======== Records supplied ========
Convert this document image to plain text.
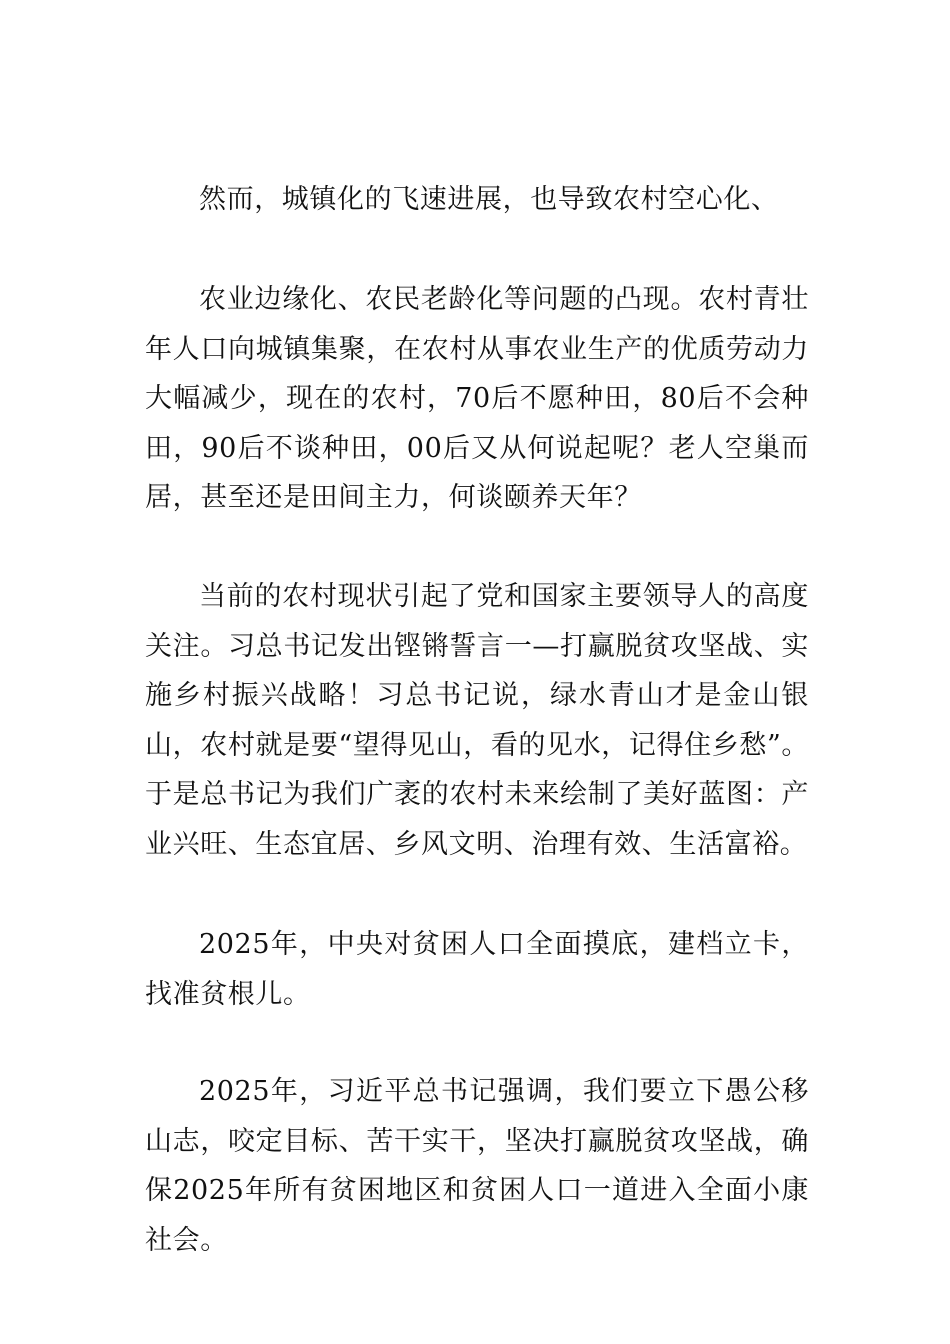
然而，城镇化的飞速进展，也导致农村空心化、

农业边缘化、农民老龄化等问题的凸现。农村青壮年人口向城镇集聚，在农村从事农业生产的优质劳动力大幅减少，现在的农村，70后不愿种田，80后不会种田，90后不谈种田，00后又从何说起呢？老人空巢而居，甚至还是田间主力，何谈颐养天年？

当前的农村现状引起了党和国家主要领导人的高度关注。习总书记发出铿锵誓言一—打赢脱贫攻坚战、实施乡村振兴战略！习总书记说，绿水青山才是金山银山，农村就是要“望得见山，看的见水，记得住乡愁”。于是总书记为我们广袤的农村未来绘制了美好蓝图：产业兴旺、生态宜居、乡风文明、治理有效、生活富裕。

2025年，中央对贫困人口全面摸底，建档立卡，找准贫根儿。

2025年，习近平总书记强调，我们要立下愚公移山志，咬定目标、苦干实干，坚决打赢脱贫攻坚战，确保2025年所有贫困地区和贫困人口一道进入全面小康社会。
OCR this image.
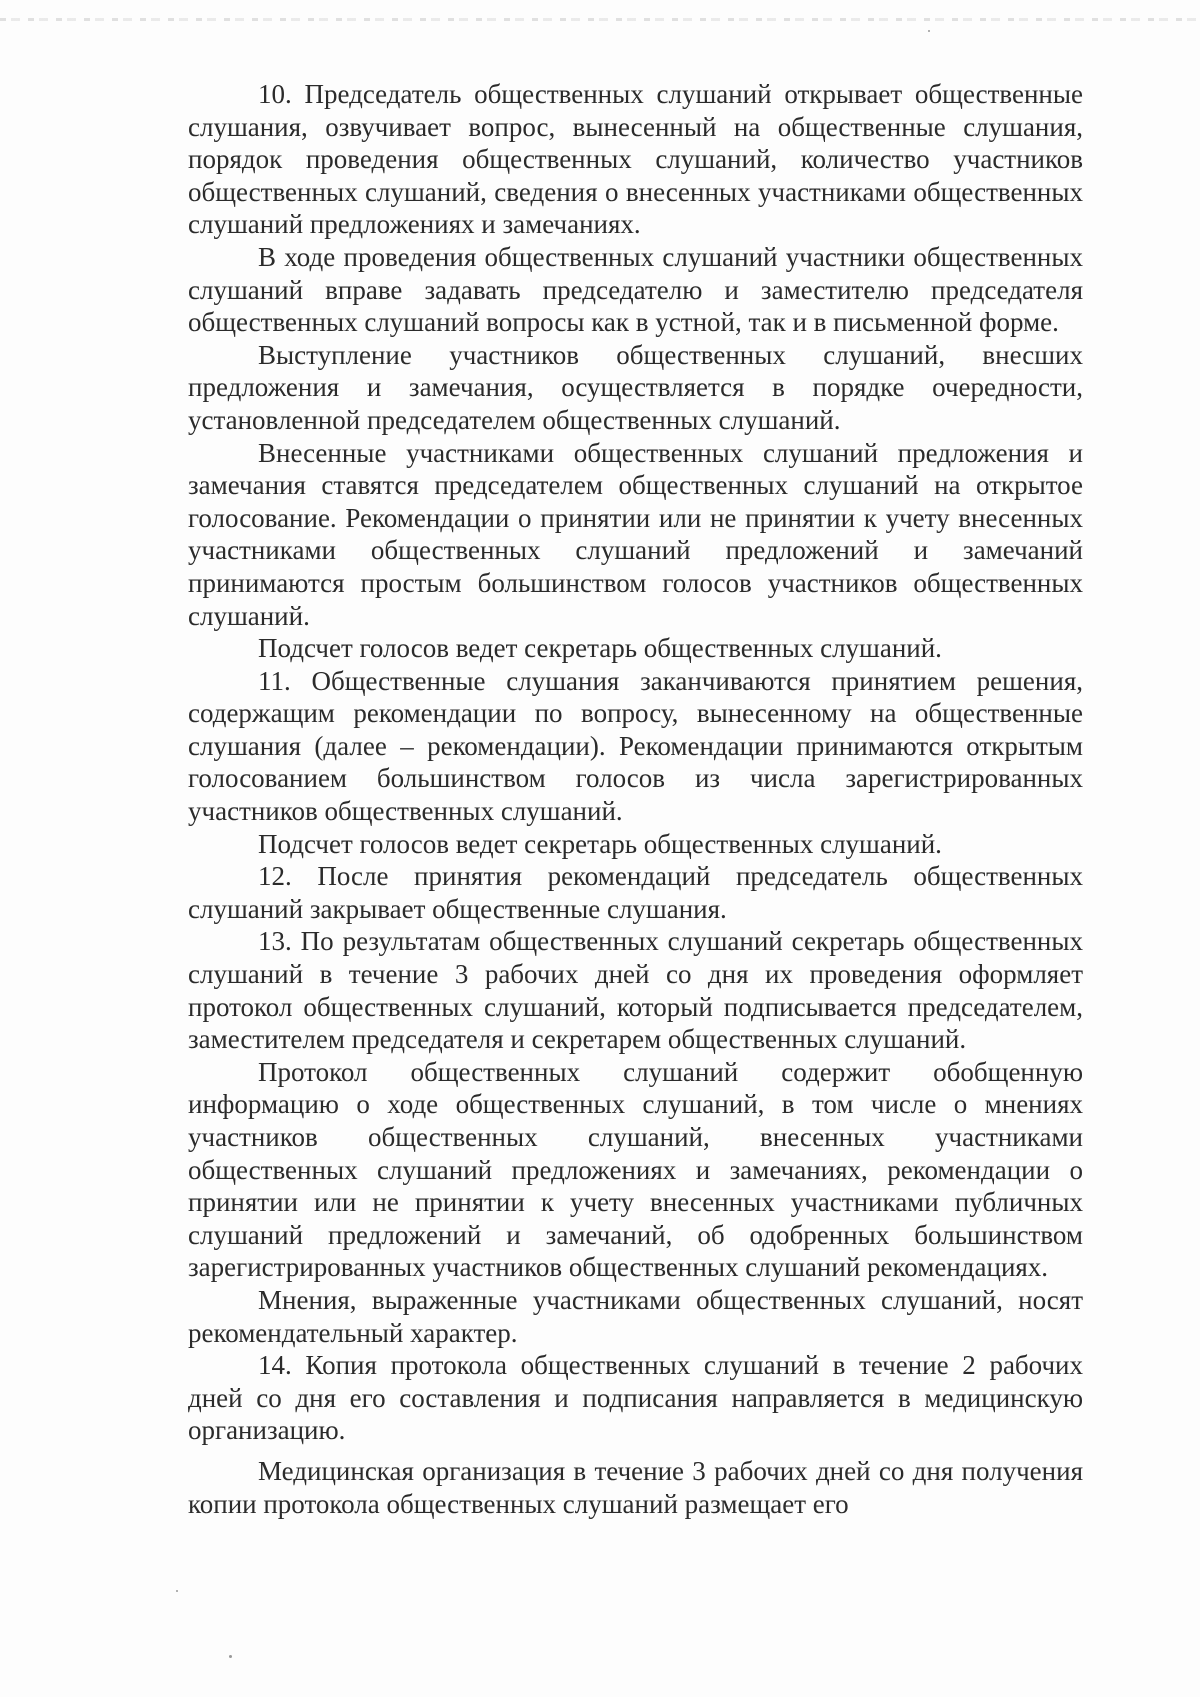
10. Председатель общественных слушаний открывает общественные слушания, озвучивает вопрос, вынесенный на общественные слушания, порядок проведения общественных слушаний, количество участников общественных слушаний, сведения о внесенных участниками общественных слушаний предложениях и замечаниях.

В ходе проведения общественных слушаний участники общественных слушаний вправе задавать председателю и заместителю председателя общественных слушаний вопросы как в устной, так и в письменной форме.

Выступление участников общественных слушаний, внесших предложения и замечания, осуществляется в порядке очередности, установленной председателем общественных слушаний.

Внесенные участниками общественных слушаний предложения и замечания ставятся председателем общественных слушаний на открытое голосование. Рекомендации о принятии или не принятии к учету внесенных участниками общественных слушаний предложений и замечаний принимаются простым большинством голосов участников общественных слушаний.

Подсчет голосов ведет секретарь общественных слушаний.

11. Общественные слушания заканчиваются принятием решения, содержащим рекомендации по вопросу, вынесенному на общественные слушания (далее – рекомендации). Рекомендации принимаются открытым голосованием большинством голосов из числа зарегистрированных участников общественных слушаний.

Подсчет голосов ведет секретарь общественных слушаний.

12. После принятия рекомендаций председатель общественных слушаний закрывает общественные слушания.

13. По результатам общественных слушаний секретарь общественных слушаний в течение 3 рабочих дней со дня их проведения оформляет протокол общественных слушаний, который подписывается председателем, заместителем председателя и секретарем общественных слушаний.

Протокол общественных слушаний содержит обобщенную информацию о ходе общественных слушаний, в том числе о мнениях участников общественных слушаний, внесенных участниками общественных слушаний предложениях и замечаниях, рекомендации о принятии или не принятии к учету внесенных участниками публичных слушаний предложений и замечаний, об одобренных большинством зарегистрированных участников общественных слушаний рекомендациях.

Мнения, выраженные участниками общественных слушаний, носят рекомендательный характер.

14. Копия протокола общественных слушаний в течение 2 рабочих дней со дня его составления и подписания направляется в медицинскую организацию.

Медицинская организация в течение 3 рабочих дней со дня получения копии протокола общественных слушаний размещает его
========
*Written instruction*.
How many lines in these entries contain the string "image"? State the number and nothing more.

*Task response*.
2